* TASK STATEMENT
Find each line with the string "going" and report it.

(Records from a collection)

[Begin]

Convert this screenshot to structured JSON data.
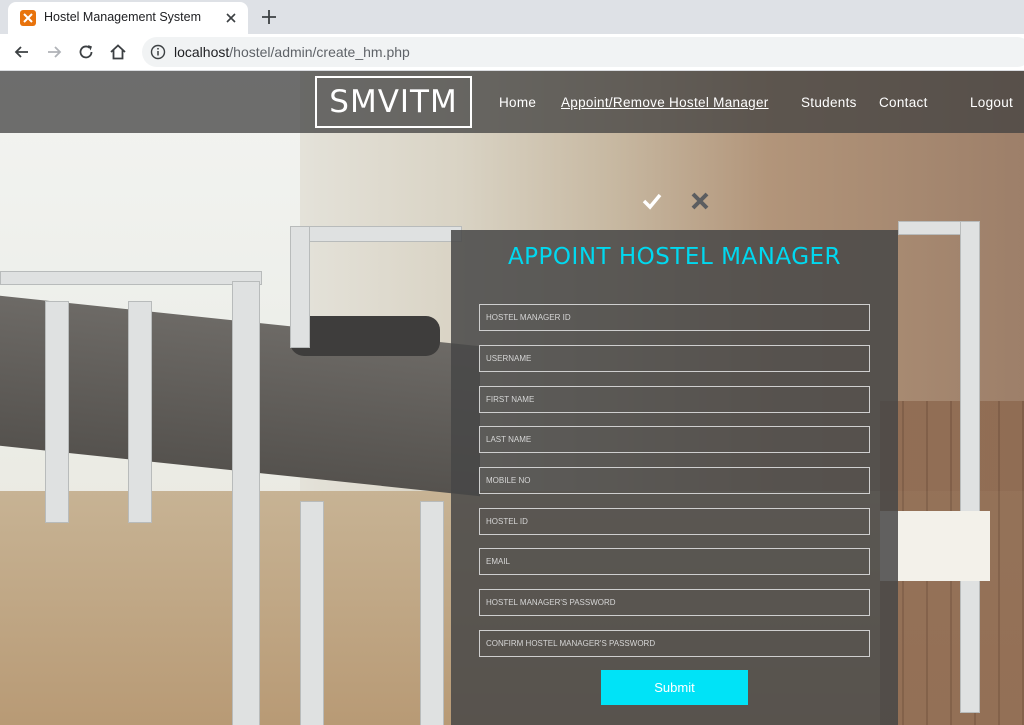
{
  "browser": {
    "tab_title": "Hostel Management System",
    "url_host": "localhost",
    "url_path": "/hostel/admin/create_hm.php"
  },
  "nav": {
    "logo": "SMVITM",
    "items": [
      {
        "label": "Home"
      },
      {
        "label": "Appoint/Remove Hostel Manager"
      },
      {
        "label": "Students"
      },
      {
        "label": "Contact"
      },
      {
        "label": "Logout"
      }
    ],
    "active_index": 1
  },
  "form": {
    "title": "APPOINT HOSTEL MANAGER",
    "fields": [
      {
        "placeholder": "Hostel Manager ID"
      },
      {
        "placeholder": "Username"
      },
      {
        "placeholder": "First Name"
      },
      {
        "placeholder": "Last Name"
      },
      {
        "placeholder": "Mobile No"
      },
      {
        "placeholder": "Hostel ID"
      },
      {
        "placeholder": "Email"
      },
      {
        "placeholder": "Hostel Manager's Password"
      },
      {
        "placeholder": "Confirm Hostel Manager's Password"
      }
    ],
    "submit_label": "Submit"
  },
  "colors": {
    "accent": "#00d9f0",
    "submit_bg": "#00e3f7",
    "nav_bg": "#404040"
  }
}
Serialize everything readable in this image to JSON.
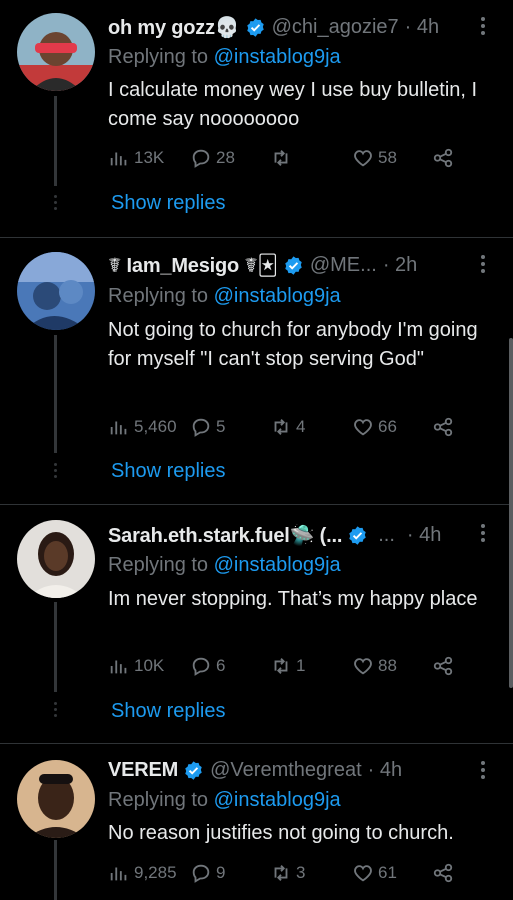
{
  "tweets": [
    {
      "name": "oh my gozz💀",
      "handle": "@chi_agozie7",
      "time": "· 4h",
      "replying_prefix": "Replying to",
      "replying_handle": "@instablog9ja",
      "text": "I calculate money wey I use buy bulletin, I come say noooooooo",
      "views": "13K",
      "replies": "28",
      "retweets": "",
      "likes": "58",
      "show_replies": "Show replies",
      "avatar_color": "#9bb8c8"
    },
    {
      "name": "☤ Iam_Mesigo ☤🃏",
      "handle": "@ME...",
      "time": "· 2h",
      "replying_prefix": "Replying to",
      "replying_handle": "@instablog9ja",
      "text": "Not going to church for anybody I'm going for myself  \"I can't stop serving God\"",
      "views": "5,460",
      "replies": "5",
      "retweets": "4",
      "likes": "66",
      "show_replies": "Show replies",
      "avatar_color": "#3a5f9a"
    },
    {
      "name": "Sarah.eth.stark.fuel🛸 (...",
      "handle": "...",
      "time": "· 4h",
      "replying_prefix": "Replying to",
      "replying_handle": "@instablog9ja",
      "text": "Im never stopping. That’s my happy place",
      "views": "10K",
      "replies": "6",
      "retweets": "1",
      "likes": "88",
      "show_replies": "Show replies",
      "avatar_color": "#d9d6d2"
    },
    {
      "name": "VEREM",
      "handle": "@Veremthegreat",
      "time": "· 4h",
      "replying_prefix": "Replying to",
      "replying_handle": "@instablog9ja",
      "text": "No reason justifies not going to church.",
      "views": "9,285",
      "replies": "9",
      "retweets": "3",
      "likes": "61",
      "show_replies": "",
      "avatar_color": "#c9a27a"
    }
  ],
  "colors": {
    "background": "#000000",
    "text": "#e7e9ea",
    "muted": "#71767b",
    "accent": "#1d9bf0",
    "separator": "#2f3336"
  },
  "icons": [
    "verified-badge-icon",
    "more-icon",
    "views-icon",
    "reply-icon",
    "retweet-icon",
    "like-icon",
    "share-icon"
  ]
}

[End]

* RESPONSE TO THIS EXERCISE
      "text": "Not going to church for anybody I'm going for myself  \"I can't stop serving God\"",
      "text": "No reason justifies not going to church.",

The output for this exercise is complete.